To be done: List the lines of this listing that hold the word "刁山村委会".

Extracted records
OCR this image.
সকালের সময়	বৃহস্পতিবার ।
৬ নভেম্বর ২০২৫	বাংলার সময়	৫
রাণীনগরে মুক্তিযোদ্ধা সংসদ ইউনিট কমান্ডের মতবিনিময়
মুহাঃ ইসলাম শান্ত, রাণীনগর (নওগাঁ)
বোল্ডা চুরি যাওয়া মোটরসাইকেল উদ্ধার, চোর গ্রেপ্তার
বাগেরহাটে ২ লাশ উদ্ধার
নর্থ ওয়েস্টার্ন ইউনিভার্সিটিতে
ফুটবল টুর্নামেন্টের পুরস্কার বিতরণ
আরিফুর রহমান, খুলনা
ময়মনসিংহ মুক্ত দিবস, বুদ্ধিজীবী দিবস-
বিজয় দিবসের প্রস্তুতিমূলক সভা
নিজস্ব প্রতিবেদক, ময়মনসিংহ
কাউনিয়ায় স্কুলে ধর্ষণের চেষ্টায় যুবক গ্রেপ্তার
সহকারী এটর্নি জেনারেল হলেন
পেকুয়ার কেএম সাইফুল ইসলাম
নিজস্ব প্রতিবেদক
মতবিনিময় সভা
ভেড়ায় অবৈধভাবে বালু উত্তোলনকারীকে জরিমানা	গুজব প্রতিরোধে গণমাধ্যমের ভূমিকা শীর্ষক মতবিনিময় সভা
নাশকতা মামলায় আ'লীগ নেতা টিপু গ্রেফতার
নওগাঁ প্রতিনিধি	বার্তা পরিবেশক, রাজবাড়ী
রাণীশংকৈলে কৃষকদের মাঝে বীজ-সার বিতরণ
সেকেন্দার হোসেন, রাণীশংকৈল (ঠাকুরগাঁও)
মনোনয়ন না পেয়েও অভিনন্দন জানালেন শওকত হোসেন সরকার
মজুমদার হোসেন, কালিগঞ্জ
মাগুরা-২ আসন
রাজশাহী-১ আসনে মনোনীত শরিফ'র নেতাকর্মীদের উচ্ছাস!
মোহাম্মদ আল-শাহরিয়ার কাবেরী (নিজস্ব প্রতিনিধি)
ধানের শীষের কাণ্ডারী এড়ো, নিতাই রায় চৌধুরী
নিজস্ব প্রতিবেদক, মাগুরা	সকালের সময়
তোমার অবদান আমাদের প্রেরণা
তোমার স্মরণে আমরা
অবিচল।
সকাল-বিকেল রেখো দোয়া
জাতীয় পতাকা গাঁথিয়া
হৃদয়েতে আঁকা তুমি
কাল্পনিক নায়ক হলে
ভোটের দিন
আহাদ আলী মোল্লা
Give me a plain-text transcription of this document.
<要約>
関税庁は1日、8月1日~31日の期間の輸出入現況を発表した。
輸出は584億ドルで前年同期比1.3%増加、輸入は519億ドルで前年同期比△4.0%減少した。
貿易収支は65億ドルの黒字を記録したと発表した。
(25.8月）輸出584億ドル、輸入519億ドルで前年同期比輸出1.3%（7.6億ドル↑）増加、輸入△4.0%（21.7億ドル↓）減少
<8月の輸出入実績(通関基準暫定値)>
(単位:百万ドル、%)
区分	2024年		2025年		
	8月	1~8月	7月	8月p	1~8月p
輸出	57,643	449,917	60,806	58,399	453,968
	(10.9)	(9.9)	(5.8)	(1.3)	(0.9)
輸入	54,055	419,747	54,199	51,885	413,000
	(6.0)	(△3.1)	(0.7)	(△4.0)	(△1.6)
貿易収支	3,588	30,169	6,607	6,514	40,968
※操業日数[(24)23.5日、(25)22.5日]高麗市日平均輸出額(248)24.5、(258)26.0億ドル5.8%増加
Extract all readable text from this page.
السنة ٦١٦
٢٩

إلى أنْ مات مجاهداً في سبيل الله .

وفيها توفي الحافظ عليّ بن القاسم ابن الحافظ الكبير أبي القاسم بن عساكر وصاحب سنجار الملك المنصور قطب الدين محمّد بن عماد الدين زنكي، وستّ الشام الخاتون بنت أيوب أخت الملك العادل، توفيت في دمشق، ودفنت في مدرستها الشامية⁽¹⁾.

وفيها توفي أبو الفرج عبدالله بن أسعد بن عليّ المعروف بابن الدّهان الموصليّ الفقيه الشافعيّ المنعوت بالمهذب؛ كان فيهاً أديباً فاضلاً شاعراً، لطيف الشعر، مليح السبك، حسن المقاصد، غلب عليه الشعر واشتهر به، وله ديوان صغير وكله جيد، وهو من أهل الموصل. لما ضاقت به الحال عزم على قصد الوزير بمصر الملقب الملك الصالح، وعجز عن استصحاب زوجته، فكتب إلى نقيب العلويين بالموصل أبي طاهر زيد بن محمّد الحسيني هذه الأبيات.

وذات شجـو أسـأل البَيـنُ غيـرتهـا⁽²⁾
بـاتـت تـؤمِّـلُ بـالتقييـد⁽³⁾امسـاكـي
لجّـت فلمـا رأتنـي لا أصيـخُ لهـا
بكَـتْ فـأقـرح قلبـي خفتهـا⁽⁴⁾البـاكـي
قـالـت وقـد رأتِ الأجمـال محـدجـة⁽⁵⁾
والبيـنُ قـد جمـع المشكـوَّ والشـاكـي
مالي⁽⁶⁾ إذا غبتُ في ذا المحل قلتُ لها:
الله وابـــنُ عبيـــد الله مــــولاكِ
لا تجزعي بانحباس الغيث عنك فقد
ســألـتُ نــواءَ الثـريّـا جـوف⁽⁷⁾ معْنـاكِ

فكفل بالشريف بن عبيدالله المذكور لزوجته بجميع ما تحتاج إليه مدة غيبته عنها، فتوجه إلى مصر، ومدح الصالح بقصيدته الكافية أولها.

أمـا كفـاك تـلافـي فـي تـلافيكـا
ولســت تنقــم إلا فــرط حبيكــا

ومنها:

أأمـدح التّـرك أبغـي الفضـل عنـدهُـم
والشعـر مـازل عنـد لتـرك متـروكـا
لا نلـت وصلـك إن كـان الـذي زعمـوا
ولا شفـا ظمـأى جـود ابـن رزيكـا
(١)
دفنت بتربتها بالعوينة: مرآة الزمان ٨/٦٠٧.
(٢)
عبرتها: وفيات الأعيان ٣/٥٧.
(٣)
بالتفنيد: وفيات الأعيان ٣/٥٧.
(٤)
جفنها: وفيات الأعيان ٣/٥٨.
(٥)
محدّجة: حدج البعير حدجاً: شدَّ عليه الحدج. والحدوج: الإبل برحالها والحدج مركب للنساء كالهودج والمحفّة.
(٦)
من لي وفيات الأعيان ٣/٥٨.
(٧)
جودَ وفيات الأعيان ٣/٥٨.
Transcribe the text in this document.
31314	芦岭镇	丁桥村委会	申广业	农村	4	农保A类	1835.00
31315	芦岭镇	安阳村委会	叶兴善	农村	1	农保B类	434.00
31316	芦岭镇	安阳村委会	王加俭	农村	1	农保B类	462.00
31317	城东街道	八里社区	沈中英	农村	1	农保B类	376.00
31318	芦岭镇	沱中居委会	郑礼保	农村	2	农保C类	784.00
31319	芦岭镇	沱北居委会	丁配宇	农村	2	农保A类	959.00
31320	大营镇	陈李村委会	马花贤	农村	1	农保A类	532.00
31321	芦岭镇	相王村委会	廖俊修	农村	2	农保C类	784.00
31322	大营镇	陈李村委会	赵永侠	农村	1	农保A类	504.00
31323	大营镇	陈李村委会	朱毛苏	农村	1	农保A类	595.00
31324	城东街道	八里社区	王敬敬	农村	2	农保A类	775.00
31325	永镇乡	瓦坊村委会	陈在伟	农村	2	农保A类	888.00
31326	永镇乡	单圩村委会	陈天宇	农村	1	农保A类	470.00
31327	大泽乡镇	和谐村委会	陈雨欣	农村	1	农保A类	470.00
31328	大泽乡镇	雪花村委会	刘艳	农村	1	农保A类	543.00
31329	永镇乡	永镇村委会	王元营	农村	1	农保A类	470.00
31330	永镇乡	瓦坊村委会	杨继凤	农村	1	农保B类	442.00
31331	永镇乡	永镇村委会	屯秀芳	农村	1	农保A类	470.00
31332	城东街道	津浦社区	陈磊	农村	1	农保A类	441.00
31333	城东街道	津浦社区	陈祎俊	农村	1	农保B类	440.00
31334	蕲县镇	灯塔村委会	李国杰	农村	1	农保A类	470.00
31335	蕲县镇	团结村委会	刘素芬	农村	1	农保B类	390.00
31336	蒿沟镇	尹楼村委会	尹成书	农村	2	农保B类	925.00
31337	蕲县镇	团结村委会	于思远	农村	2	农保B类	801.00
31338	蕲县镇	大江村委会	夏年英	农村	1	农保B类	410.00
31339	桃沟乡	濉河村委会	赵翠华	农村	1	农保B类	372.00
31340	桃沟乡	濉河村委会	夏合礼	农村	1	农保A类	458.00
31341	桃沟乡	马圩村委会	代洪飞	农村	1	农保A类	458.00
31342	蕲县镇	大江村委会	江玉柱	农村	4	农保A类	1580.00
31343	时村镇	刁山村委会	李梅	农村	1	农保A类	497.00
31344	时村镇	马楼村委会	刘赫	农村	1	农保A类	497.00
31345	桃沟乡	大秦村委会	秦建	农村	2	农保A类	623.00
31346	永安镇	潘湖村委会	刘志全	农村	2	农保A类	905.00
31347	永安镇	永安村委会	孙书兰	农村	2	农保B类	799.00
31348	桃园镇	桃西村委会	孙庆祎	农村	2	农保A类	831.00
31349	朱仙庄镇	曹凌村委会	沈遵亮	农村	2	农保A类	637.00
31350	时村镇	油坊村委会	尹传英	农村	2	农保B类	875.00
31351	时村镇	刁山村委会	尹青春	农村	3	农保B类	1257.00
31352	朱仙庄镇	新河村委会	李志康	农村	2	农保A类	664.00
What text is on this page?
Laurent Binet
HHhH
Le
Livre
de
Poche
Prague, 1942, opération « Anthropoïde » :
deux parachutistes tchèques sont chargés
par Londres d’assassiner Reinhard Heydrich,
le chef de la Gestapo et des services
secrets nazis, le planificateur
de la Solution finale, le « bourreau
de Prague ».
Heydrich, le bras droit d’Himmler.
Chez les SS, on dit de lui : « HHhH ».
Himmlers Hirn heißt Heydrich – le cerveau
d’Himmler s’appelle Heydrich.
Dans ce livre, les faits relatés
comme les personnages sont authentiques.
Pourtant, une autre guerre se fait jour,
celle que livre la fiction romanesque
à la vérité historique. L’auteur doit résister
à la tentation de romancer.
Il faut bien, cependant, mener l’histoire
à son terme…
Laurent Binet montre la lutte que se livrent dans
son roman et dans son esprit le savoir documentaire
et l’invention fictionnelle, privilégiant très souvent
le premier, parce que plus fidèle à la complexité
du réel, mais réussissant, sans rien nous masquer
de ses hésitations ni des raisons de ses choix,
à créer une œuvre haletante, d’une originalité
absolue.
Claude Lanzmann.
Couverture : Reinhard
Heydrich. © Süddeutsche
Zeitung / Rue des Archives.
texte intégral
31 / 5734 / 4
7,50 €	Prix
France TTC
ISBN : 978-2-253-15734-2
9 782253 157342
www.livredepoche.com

Written response:
31343	时村镇	刁山村委会	李梅	农村	1	农保A类	497.00
31351	时村镇	刁山村委会	尹青春	农村	3	农保B类	1257.00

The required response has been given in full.